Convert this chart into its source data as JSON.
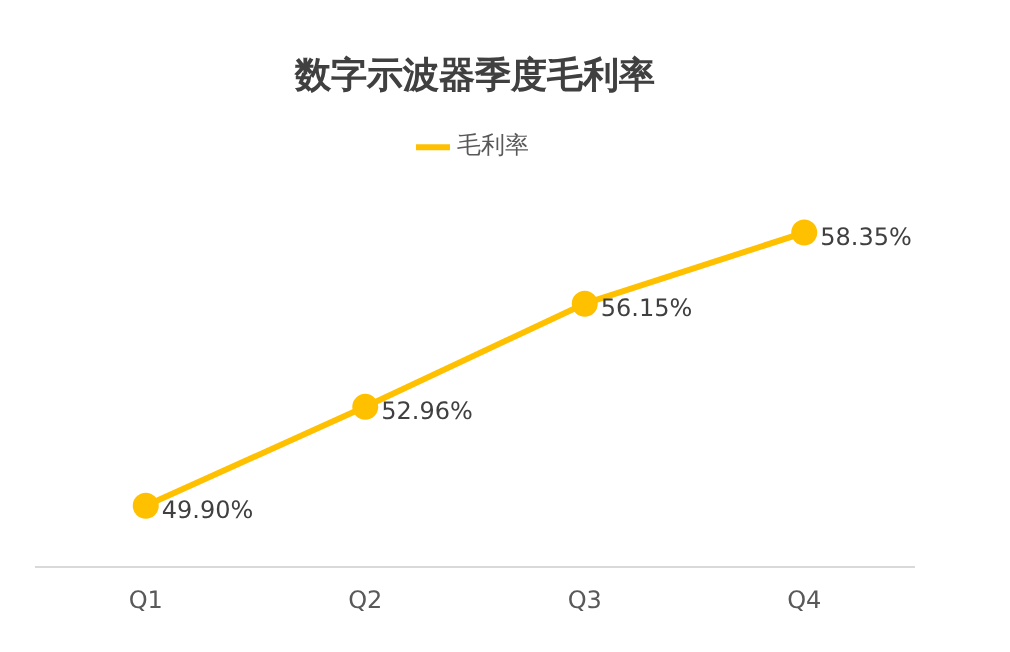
{
  "chart_data": {
    "type": "line",
    "title": "数字示波器季度毛利率",
    "categories": [
      "Q1",
      "Q2",
      "Q3",
      "Q4"
    ],
    "series": [
      {
        "name": "毛利率",
        "color": "#ffc000",
        "values": [
          49.9,
          52.96,
          56.15,
          58.35
        ],
        "value_labels": [
          "49.90%",
          "52.96%",
          "56.15%",
          "58.35%"
        ]
      }
    ],
    "grid": false,
    "legend": "top",
    "marker": "circle",
    "line_style": "solid"
  }
}
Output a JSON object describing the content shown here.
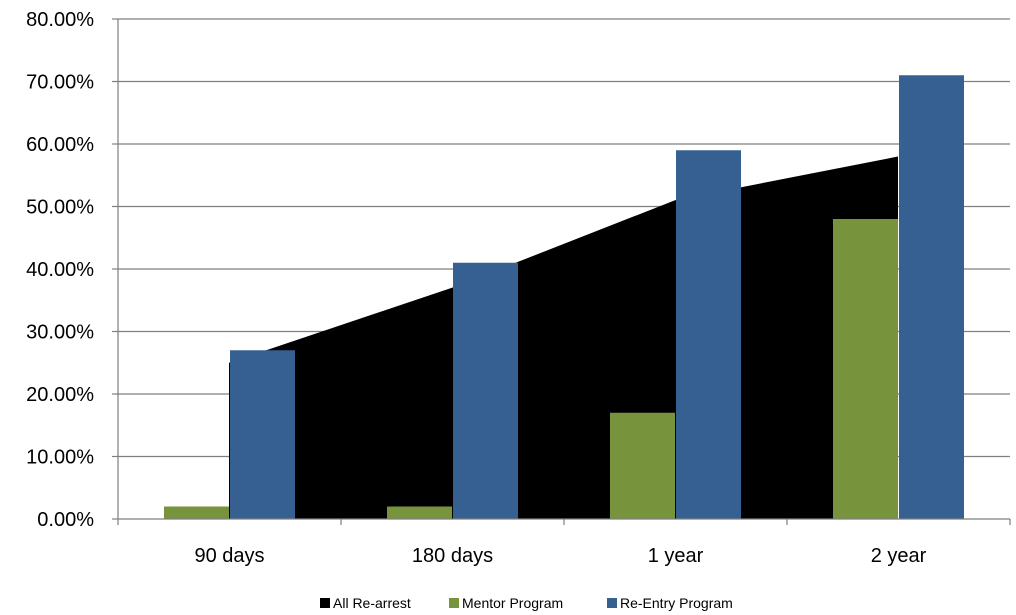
{
  "chart_data": {
    "type": "bar",
    "title": "",
    "xlabel": "",
    "ylabel": "",
    "categories": [
      "90 days",
      "180 days",
      "1 year",
      "2 year"
    ],
    "ylim": [
      0,
      80
    ],
    "yticks": [
      0,
      10,
      20,
      30,
      40,
      50,
      60,
      70,
      80
    ],
    "ytick_labels": [
      "0.00%",
      "10.00%",
      "20.00%",
      "30.00%",
      "40.00%",
      "50.00%",
      "60.00%",
      "70.00%",
      "80.00%"
    ],
    "grid": true,
    "legend_position": "bottom",
    "series": [
      {
        "name": "All Re-arrest",
        "kind": "area",
        "color": "#000000",
        "values": [
          25,
          37,
          51,
          58
        ]
      },
      {
        "name": "Mentor Program",
        "kind": "bar",
        "color": "#77933C",
        "values": [
          2,
          2,
          17,
          48
        ]
      },
      {
        "name": "Re-Entry Program",
        "kind": "bar",
        "color": "#376092",
        "values": [
          27,
          41,
          59,
          71
        ]
      }
    ]
  }
}
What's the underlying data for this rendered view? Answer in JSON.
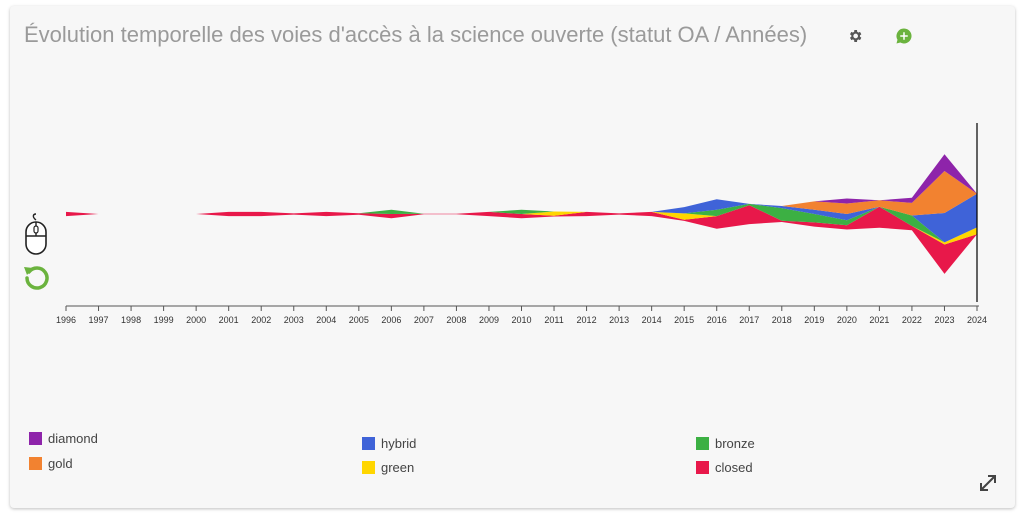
{
  "title": "Évolution temporelle des voies d'accès à la science ouverte (statut OA / Années)",
  "icons": {
    "settings": "gear-icon",
    "add_comment": "chat-plus-icon",
    "mouse": "mouse-scroll-icon",
    "reset": "reset-zoom-icon",
    "expand": "expand-diagonal-icon"
  },
  "colors": {
    "diamond": "#8e24aa",
    "gold": "#f28230",
    "hybrid": "#3f63d8",
    "green": "#ffd600",
    "bronze": "#3cb043",
    "closed": "#e8184a",
    "title": "#9a9a9a",
    "accent_green": "#6bb33e"
  },
  "legend": [
    {
      "key": "diamond",
      "label": "diamond"
    },
    {
      "key": "gold",
      "label": "gold"
    },
    {
      "key": "hybrid",
      "label": "hybrid"
    },
    {
      "key": "green",
      "label": "green"
    },
    {
      "key": "bronze",
      "label": "bronze"
    },
    {
      "key": "closed",
      "label": "closed"
    }
  ],
  "chart_data": {
    "type": "area",
    "stacking": "streamgraph",
    "title": "Évolution temporelle des voies d'accès à la science ouverte (statut OA / Années)",
    "xlabel": "",
    "ylabel": "",
    "grid": false,
    "legend_position": "bottom",
    "x": [
      "1996",
      "1997",
      "1998",
      "1999",
      "2000",
      "2001",
      "2002",
      "2003",
      "2004",
      "2005",
      "2006",
      "2007",
      "2008",
      "2009",
      "2010",
      "2011",
      "2012",
      "2013",
      "2014",
      "2015",
      "2016",
      "2017",
      "2018",
      "2019",
      "2020",
      "2021",
      "2022",
      "2023",
      "2024"
    ],
    "series": [
      {
        "name": "closed",
        "values": [
          1,
          0,
          0,
          0,
          0,
          1,
          1,
          0.3,
          1,
          0.4,
          1,
          0.1,
          0.1,
          1,
          1,
          0.2,
          1,
          0.3,
          1,
          0.3,
          3,
          4.5,
          0.3,
          1,
          1,
          5,
          1,
          7,
          0
        ]
      },
      {
        "name": "green",
        "values": [
          0,
          0,
          0,
          0,
          0,
          0,
          0,
          0,
          0,
          0,
          0,
          0,
          0,
          0,
          0,
          1,
          0,
          0,
          0,
          1.5,
          0,
          0,
          0,
          0,
          0,
          0,
          0,
          0.5,
          1.6
        ]
      },
      {
        "name": "bronze",
        "values": [
          0,
          0,
          0,
          0,
          0,
          0,
          0,
          0,
          0,
          0,
          1,
          0,
          0,
          0,
          1,
          0,
          0,
          0,
          0,
          0,
          1.5,
          0.3,
          3,
          2,
          1.2,
          0,
          2.5,
          0,
          0
        ]
      },
      {
        "name": "hybrid",
        "values": [
          0,
          0,
          0,
          0,
          0,
          0,
          0,
          0,
          0,
          0,
          0,
          0,
          0,
          0,
          0,
          0,
          0,
          0,
          0,
          1.5,
          2.5,
          0,
          0.5,
          1,
          1.5,
          0,
          0,
          7,
          8
        ]
      },
      {
        "name": "gold",
        "values": [
          0,
          0,
          0,
          0,
          0,
          0,
          0,
          0,
          0,
          0,
          0,
          0,
          0,
          0,
          0,
          0,
          0,
          0,
          0,
          0,
          0,
          0,
          0,
          2,
          2.5,
          1.5,
          3,
          10,
          0
        ]
      },
      {
        "name": "diamond",
        "values": [
          0,
          0,
          0,
          0,
          0,
          0,
          0,
          0,
          0,
          0,
          0,
          0,
          0,
          0,
          0,
          0,
          0,
          0,
          0,
          0,
          0,
          0,
          0,
          0,
          1.2,
          0,
          1.2,
          4,
          0
        ]
      }
    ]
  }
}
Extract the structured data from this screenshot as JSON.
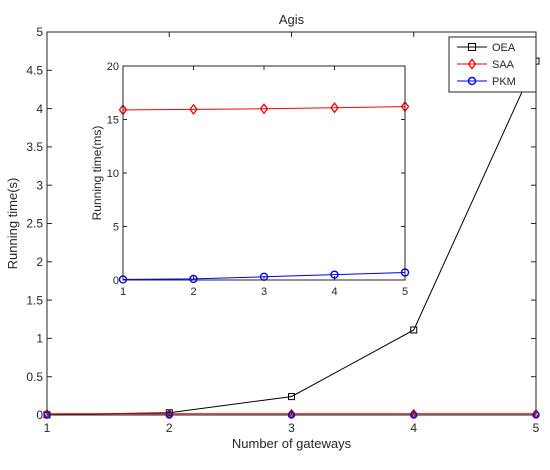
{
  "chart_data": [
    {
      "id": "main",
      "type": "line",
      "title": "Agis",
      "xlabel": "Number of gateways",
      "ylabel": "Running time(s)",
      "xlim": [
        1,
        5
      ],
      "ylim": [
        0,
        5
      ],
      "xticks": [
        1,
        2,
        3,
        4,
        5
      ],
      "xtick_labels": [
        "1",
        "2",
        "3",
        "4",
        "5"
      ],
      "yticks": [
        0,
        0.5,
        1,
        1.5,
        2,
        2.5,
        3,
        3.5,
        4,
        4.5,
        5
      ],
      "ytick_labels": [
        "0",
        "0.5",
        "1",
        "1.5",
        "2",
        "2.5",
        "3",
        "3.5",
        "4",
        "4.5",
        "5"
      ],
      "grid": false,
      "legend_position": "top-right",
      "x": [
        1,
        2,
        3,
        4,
        5
      ],
      "series": [
        {
          "name": "OEA",
          "color": "#000000",
          "marker": "square",
          "values": [
            0.003,
            0.03,
            0.24,
            1.11,
            4.62
          ]
        },
        {
          "name": "SAA",
          "color": "#ff0000",
          "marker": "diamond",
          "values": [
            0.016,
            0.016,
            0.016,
            0.016,
            0.016
          ]
        },
        {
          "name": "PKM",
          "color": "#0000ff",
          "marker": "circle",
          "values": [
            0.0001,
            0.0001,
            0.0003,
            0.0005,
            0.0007
          ]
        }
      ]
    },
    {
      "id": "inset",
      "type": "line",
      "title": "",
      "xlabel": "",
      "ylabel": "Running time(ms)",
      "xlim": [
        1,
        5
      ],
      "ylim": [
        0,
        20
      ],
      "xticks": [
        1,
        2,
        3,
        4,
        5
      ],
      "xtick_labels": [
        "1",
        "2",
        "3",
        "4",
        "5"
      ],
      "yticks": [
        0,
        5,
        10,
        15,
        20
      ],
      "ytick_labels": [
        "0",
        "5",
        "10",
        "15",
        "20"
      ],
      "grid": false,
      "x": [
        1,
        2,
        3,
        4,
        5
      ],
      "series": [
        {
          "name": "SAA",
          "color": "#ff0000",
          "marker": "diamond",
          "values": [
            15.9,
            15.95,
            16.0,
            16.1,
            16.2
          ]
        },
        {
          "name": "PKM",
          "color": "#0000ff",
          "marker": "circle",
          "values": [
            0.05,
            0.1,
            0.3,
            0.5,
            0.7
          ]
        }
      ]
    }
  ]
}
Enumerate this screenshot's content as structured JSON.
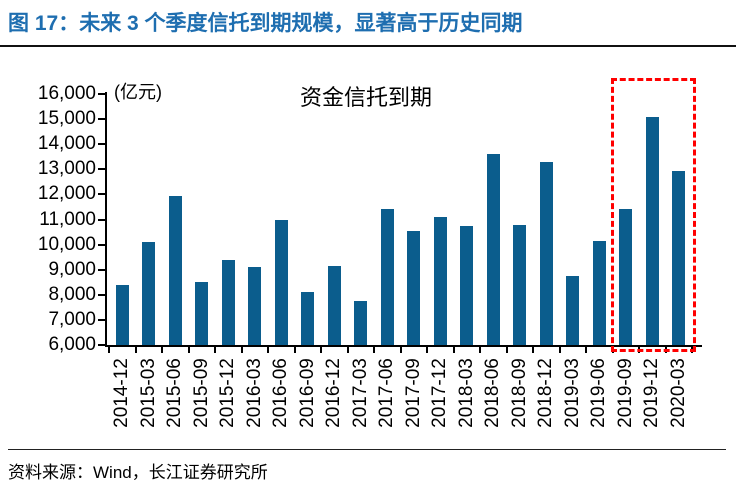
{
  "header": {
    "title": "图 17：未来 3 个季度信托到期规模，显著高于历史同期",
    "title_color": "#1E6EB0"
  },
  "chart_data": {
    "type": "bar",
    "title": "资金信托到期",
    "unit_label": "(亿元)",
    "categories": [
      "2014-12",
      "2015-03",
      "2015-06",
      "2015-09",
      "2015-12",
      "2016-03",
      "2016-06",
      "2016-09",
      "2016-12",
      "2017-03",
      "2017-06",
      "2017-09",
      "2017-12",
      "2018-03",
      "2018-06",
      "2018-09",
      "2018-12",
      "2019-03",
      "2019-06",
      "2019-09",
      "2019-12",
      "2020-03"
    ],
    "values": [
      8400,
      10100,
      11950,
      8500,
      9400,
      9100,
      11000,
      8100,
      9150,
      7750,
      11400,
      10550,
      11100,
      10750,
      13600,
      10800,
      13300,
      8750,
      10150,
      11400,
      15100,
      12950
    ],
    "ylim": [
      6000,
      16000
    ],
    "ytick_step": 1000,
    "grid": false,
    "legend_position": "none",
    "bar_color": "#0B5D8D",
    "highlight_box": {
      "start_category": "2019-09",
      "end_category": "2020-03",
      "color": "#FF0000"
    }
  },
  "footer": {
    "source": "资料来源：Wind，长江证券研究所"
  }
}
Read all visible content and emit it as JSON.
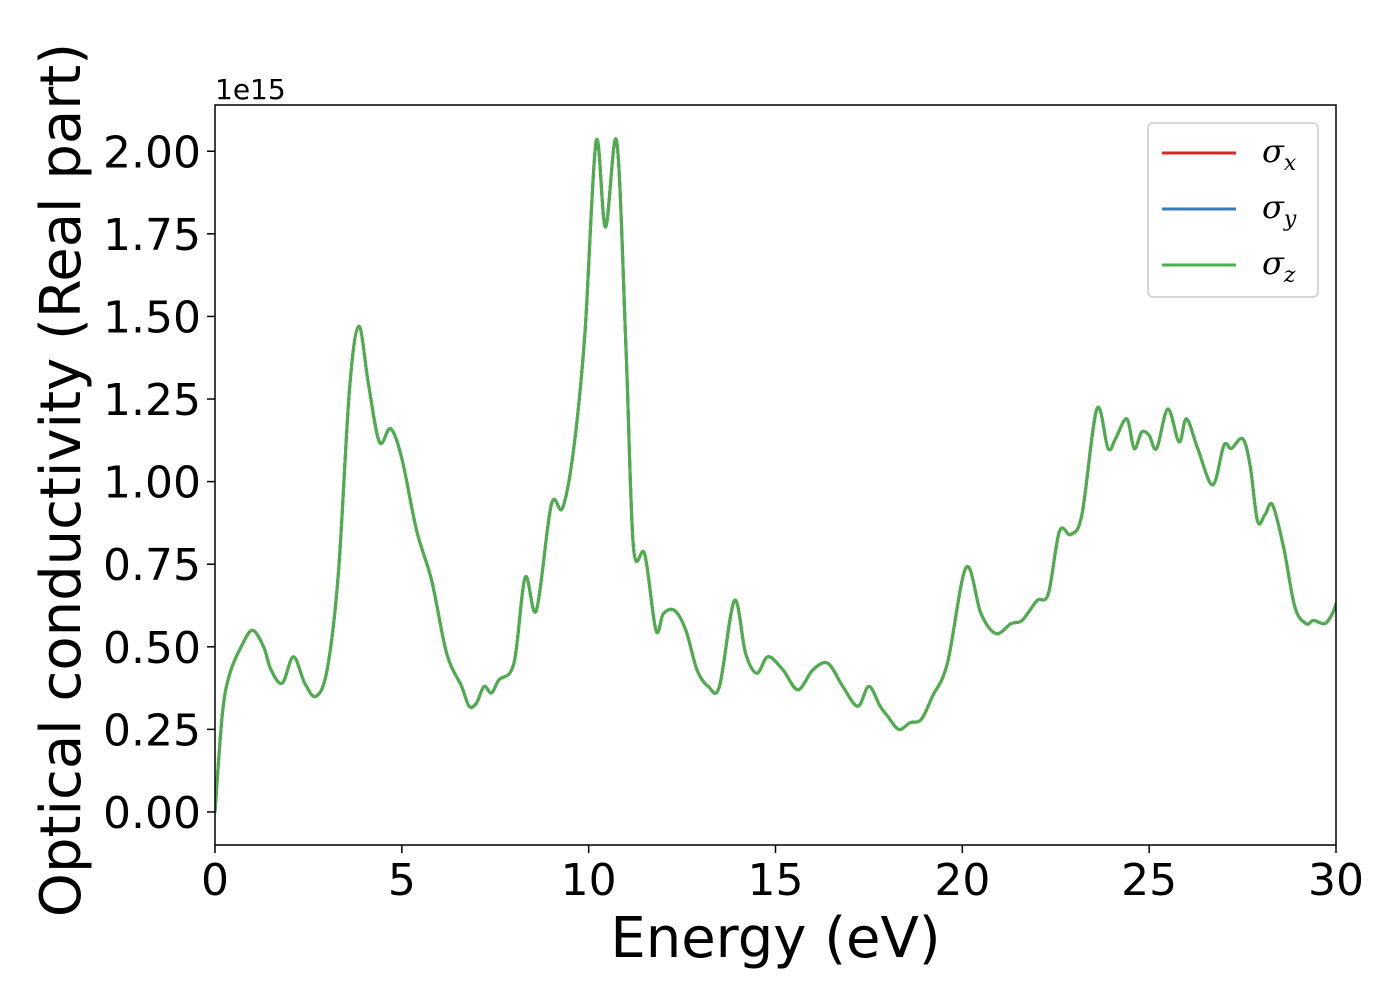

────────

◆ Written request ◆
Each line that has the word "diamond" should be copied.

◆ Task solution ◆
    "diamond": "#8e24aa",
      "key": "diamond",
      "label": "diamond"
        "name": "diamond",
          "marker": "diamond",
          "marker": "diamond",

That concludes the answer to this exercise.